Actions to take>
- A) In the Sim passage below, condense the paragraph beginning "In late 1869 he moved" into a short bulleted list that keeps its main facts.
- B) Reproduce word for word the portion of the Sim passage starting with "In 1884, Sim" and going on through "name of Ramune.".

--- Extract ---

Alexander Cameron Sim was born on 28 August 1840 in Aberlour, Scotland. He was the son of an Aberlour river fisherman. Sim grew up in a small farming community, later becoming an apprentice to a pharmacist in the nearby town of Turriff. He relocated to London and received a post as a pharmacist at the Royal London Hospital in 1862. He also became a prominent member of the London Scottish Rifles. In 1866, he volunteered for an overseas assignment and was sent to the Royal Naval Hospital in Hong Kong, where he spent the next three and a half years.

In late 1869 he moved to Nagasaki, Japan, where he resided in the treaty port, and in 1870 he moved to Kobe, where he initially worked as a pharmacist for the foreign firm J. Llewellyn & Co. Medical Hall. He later took over the company, changing the name to A. C. Sim & Co. Medical Hall. Sim's company specialised in the import and distribution of medicines and medical supplies.

In 1884, Sim introduced a carbonated beverage based on lemonade to the Kobe foreign settlement. This drink—called "mabu soda" ("marble soda") due to the marbles placed in the bottle for opening action—soon became very popular with the local Japanese after it was advertised in the Tokyo Mainichi newspaper as a preventative for cholera. The drink remains a popular soft drink, sold worldwide, under the name of Ramune.

--- Available data ---

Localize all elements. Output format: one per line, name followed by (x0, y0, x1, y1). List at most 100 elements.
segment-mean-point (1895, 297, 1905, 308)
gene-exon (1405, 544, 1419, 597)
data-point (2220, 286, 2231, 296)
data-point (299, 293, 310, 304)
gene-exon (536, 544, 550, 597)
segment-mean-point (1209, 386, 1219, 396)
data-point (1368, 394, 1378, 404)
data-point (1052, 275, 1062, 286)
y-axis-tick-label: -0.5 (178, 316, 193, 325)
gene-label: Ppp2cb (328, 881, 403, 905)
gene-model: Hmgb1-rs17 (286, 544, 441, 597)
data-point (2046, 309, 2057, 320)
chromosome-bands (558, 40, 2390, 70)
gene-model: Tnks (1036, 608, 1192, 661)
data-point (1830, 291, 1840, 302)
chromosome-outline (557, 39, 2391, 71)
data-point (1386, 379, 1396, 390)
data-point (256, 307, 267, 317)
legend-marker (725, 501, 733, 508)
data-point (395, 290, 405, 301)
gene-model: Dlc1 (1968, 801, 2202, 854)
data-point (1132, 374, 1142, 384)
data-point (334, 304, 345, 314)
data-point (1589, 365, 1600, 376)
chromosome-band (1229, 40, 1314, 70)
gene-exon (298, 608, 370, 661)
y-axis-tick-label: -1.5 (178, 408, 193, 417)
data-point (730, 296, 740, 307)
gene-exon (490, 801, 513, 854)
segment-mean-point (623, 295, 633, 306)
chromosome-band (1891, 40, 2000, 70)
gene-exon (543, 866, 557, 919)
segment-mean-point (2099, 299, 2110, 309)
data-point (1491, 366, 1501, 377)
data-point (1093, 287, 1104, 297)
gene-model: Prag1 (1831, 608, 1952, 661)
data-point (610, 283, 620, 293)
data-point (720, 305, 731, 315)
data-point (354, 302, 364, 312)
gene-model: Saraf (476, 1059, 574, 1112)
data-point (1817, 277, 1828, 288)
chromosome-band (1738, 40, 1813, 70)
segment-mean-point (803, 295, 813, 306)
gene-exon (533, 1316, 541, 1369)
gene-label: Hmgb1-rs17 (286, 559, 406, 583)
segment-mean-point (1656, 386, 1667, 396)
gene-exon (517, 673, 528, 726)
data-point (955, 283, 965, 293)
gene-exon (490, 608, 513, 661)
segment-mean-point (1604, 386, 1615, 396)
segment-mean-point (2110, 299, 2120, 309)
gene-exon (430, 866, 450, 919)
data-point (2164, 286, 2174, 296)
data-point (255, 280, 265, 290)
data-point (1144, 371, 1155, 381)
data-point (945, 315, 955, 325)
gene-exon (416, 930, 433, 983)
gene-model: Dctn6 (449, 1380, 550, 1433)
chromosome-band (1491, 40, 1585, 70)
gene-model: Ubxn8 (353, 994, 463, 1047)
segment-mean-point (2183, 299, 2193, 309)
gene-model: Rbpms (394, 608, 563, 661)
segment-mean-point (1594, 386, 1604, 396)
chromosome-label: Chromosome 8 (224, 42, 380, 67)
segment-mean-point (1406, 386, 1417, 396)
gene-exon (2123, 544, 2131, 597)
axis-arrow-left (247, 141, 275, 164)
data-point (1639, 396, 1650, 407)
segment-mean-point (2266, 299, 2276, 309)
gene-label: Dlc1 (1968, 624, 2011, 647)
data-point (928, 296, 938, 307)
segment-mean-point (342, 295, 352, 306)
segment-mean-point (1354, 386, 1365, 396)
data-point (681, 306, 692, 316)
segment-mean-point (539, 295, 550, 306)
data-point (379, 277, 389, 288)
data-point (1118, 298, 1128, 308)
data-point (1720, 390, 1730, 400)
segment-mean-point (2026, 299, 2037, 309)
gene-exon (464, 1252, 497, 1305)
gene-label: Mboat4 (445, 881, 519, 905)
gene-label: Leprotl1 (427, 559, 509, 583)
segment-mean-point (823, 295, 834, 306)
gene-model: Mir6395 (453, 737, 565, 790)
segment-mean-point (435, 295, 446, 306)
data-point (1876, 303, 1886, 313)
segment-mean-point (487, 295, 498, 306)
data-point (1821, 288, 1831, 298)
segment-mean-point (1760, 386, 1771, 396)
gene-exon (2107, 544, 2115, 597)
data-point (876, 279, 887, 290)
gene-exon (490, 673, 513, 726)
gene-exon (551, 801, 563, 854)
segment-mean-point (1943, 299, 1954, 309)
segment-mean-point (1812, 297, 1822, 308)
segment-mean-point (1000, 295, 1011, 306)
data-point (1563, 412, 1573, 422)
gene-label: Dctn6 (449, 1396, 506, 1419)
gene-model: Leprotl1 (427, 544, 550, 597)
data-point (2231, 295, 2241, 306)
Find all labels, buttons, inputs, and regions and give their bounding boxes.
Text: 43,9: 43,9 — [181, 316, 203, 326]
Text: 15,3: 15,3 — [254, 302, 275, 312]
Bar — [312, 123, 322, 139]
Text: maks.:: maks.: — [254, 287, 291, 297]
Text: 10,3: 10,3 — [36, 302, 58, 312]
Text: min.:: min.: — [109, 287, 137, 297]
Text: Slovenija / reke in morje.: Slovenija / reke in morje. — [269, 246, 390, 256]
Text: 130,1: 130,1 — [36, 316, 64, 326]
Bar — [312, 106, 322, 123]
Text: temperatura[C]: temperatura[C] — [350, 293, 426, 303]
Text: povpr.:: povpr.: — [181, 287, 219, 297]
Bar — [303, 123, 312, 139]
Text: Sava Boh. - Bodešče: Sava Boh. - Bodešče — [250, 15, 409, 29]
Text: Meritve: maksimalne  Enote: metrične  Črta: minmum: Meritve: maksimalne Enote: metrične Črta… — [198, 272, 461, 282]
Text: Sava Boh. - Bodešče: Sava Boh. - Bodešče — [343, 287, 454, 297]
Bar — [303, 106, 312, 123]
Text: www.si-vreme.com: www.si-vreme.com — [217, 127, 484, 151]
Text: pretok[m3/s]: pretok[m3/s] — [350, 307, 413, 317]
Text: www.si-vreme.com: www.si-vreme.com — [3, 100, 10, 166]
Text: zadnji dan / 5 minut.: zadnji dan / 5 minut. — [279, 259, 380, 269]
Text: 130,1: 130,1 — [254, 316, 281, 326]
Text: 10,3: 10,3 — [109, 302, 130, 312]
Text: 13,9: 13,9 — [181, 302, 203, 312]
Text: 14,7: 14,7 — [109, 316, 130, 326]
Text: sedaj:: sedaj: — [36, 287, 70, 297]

---

Responses for each task>
- A)
- Late 1869: moved to Nagasaki, Japan, living in the treaty port.
- 1870: moved to Kobe and first worked as a pharmacist for the foreign firm J. Llewellyn & Co. Medical Hall.
- Later took over the company and renamed it A. C. Sim & Co. Medical Hall.
- The company specialized in importing and distributing medicines and medical supplies.

- B)
In 1884, Sim introduced a carbonated beverage based on lemonade to the Kobe foreign settlement. This drink—called "mabu soda" ("marble soda") due to the marbles placed in the bottle for opening action—soon became very popular with the local Japanese after it was advertised in the Tokyo Mainichi newspaper as a preventative for cholera. The drink remains a popular soft drink, sold worldwide, under the name of Ramune.